AIM OF THE EXERCISE
Determine how many lines of the entries contain "αυτοκίνητο". Reply with that number alone.

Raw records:
▬▬▬▬▬▬
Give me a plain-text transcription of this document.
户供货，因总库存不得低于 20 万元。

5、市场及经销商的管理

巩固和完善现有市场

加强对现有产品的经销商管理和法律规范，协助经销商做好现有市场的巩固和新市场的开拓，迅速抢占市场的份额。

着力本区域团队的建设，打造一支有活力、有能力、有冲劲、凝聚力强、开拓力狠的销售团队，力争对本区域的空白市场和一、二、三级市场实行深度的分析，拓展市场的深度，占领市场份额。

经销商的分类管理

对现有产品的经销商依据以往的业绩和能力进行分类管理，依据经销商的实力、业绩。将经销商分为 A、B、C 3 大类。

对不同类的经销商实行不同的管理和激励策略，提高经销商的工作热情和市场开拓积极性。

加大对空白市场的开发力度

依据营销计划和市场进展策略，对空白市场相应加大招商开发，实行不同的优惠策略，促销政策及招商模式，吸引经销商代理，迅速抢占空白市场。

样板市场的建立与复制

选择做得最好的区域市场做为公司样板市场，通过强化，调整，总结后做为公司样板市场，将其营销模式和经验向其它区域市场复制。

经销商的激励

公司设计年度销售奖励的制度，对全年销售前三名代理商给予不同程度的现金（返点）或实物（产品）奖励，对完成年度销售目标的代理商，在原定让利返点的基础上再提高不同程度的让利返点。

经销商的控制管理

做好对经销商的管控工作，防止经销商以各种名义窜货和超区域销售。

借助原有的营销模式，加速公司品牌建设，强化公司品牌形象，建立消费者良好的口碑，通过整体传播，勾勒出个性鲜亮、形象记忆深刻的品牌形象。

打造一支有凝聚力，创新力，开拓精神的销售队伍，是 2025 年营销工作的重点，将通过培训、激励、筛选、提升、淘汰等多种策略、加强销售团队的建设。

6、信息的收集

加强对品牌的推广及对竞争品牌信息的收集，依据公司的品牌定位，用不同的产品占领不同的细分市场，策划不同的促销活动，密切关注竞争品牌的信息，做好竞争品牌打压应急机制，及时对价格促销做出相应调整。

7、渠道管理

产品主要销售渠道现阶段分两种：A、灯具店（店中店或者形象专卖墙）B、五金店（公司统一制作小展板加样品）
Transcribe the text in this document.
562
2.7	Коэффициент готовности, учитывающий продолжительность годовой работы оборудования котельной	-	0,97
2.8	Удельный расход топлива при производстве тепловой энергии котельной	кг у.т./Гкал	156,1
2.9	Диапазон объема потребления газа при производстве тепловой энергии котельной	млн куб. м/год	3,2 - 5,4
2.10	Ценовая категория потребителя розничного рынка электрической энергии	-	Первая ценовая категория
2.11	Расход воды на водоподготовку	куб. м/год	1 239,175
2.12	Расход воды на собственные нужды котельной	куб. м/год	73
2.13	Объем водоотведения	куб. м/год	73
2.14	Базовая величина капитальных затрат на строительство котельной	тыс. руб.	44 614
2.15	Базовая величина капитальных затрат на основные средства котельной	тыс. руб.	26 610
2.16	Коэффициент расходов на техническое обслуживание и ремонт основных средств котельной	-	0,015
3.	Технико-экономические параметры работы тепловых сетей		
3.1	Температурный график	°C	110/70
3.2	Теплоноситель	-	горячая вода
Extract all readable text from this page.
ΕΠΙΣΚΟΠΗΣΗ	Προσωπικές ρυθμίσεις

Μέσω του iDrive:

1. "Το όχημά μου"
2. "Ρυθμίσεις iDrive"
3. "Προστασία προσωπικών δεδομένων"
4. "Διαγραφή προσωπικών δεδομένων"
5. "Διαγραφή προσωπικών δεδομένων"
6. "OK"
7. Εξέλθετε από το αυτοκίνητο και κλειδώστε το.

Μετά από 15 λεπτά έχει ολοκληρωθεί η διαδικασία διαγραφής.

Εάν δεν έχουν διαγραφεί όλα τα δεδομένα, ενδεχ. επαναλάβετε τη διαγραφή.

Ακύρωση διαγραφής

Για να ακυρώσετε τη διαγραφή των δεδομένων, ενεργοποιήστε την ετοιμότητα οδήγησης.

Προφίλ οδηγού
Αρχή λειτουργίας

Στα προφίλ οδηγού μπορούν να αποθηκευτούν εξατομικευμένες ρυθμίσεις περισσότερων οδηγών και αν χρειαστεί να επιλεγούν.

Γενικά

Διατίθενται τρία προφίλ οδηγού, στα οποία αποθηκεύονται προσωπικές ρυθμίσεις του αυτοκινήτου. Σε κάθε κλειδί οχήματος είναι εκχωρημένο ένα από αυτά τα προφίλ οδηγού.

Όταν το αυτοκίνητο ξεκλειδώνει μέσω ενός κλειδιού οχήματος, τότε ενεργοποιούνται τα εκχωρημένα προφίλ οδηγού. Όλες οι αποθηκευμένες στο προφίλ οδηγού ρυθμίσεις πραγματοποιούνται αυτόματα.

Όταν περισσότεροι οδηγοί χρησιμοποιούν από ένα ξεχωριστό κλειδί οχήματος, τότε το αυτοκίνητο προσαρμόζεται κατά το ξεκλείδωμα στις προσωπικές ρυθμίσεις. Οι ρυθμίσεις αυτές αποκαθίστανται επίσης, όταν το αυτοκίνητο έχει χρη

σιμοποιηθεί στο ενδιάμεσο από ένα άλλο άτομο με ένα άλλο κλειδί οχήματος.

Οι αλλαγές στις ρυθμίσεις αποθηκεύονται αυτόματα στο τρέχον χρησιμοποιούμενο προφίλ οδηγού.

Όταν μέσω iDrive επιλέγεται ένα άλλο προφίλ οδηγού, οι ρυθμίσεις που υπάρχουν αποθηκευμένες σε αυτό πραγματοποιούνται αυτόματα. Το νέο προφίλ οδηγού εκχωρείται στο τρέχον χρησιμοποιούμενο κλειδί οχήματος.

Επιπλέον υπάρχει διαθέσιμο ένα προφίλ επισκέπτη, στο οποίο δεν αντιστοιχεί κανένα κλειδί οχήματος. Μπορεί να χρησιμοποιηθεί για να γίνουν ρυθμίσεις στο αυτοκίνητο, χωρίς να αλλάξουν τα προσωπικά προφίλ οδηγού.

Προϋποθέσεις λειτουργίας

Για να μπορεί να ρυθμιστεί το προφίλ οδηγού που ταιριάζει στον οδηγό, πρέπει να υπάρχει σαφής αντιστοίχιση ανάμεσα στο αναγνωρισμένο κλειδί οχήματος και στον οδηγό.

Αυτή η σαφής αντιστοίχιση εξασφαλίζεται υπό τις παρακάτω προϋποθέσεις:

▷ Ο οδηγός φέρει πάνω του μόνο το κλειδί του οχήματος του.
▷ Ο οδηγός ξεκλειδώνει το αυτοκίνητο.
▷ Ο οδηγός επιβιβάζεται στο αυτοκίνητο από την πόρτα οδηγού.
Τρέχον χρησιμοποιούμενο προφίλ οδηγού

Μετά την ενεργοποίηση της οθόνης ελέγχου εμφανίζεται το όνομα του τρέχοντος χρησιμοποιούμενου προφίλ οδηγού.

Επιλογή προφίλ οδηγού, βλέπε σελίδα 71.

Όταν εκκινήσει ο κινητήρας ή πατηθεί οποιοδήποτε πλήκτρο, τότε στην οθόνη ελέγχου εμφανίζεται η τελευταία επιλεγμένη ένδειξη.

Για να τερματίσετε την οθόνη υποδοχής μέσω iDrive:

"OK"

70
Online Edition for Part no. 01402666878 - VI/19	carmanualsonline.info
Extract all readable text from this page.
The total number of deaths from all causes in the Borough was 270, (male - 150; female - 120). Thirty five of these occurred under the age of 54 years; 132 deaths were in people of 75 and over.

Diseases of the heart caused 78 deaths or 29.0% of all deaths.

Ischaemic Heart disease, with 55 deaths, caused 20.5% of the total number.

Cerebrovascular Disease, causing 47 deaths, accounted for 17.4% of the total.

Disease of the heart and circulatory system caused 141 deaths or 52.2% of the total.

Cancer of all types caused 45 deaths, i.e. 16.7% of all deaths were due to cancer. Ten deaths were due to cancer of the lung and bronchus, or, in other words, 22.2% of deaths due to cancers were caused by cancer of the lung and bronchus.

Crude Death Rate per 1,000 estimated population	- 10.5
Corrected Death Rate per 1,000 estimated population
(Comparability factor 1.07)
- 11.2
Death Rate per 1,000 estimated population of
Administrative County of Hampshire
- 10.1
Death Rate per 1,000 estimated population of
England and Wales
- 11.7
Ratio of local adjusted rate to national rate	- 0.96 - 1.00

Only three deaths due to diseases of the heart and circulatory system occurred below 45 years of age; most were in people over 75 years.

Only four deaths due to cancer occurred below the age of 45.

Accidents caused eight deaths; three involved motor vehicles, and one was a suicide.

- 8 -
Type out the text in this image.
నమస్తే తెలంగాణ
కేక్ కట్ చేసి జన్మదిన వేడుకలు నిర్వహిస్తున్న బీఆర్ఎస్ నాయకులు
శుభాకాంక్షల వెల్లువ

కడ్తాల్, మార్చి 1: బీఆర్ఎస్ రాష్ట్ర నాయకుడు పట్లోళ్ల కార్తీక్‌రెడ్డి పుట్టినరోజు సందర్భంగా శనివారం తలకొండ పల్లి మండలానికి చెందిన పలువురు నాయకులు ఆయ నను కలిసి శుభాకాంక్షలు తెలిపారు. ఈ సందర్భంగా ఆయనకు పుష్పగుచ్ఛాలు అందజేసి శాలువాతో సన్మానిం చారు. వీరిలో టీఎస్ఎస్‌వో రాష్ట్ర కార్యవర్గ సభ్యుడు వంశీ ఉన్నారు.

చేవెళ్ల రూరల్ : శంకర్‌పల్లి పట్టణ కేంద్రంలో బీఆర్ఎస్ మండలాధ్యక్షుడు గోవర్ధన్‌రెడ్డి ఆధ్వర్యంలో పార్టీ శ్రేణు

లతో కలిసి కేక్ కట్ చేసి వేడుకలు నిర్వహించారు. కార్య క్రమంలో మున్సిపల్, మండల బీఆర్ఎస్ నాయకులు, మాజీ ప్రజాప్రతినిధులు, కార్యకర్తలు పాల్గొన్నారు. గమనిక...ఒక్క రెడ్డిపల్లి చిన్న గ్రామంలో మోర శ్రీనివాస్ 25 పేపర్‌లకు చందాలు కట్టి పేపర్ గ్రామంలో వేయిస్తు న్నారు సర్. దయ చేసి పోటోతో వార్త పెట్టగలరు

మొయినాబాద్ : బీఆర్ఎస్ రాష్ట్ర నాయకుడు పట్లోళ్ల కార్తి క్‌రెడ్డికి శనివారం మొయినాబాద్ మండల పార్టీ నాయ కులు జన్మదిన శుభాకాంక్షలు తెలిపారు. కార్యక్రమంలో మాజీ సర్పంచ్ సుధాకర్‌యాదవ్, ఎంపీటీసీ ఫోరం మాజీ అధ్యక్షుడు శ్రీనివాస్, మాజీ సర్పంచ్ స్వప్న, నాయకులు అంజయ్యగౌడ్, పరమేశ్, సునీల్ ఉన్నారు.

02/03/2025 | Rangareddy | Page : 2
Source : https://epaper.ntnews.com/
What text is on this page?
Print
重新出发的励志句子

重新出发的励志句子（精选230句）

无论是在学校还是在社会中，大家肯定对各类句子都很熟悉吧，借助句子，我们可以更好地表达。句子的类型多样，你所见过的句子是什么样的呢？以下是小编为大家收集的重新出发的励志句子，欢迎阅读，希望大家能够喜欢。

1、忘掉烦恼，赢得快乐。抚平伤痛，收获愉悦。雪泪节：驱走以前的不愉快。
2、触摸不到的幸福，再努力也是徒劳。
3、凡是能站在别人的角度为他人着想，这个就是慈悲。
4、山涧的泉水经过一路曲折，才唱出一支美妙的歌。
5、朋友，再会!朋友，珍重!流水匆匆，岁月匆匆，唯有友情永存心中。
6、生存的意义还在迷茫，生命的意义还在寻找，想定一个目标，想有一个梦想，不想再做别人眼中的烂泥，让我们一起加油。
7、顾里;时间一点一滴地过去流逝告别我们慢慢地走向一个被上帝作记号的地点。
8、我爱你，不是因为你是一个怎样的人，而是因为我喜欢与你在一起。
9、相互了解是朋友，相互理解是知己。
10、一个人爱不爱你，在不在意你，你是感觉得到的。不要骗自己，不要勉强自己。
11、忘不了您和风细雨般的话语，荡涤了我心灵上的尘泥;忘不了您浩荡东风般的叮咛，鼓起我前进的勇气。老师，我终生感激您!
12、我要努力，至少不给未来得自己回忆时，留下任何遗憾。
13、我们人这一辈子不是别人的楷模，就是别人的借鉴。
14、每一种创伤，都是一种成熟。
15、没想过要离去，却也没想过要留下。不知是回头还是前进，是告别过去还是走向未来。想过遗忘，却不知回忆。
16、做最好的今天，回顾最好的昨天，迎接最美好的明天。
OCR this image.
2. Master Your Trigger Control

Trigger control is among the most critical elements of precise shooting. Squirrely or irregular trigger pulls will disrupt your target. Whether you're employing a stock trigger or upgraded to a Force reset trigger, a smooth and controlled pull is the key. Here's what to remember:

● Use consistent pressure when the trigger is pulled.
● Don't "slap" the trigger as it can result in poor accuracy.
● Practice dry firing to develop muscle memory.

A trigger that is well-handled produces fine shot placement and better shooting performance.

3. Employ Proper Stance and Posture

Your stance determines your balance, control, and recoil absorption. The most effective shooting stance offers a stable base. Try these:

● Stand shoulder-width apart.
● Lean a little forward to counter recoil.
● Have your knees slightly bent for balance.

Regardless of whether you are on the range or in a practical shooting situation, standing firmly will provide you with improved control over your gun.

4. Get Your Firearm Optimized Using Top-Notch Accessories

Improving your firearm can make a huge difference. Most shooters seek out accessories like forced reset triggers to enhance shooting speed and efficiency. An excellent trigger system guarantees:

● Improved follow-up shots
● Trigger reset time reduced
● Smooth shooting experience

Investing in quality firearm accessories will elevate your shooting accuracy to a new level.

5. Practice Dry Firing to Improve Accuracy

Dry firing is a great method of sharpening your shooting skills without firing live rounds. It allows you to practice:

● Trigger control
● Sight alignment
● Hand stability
▬▬▬▬▬▬
TASK RESPONSE
6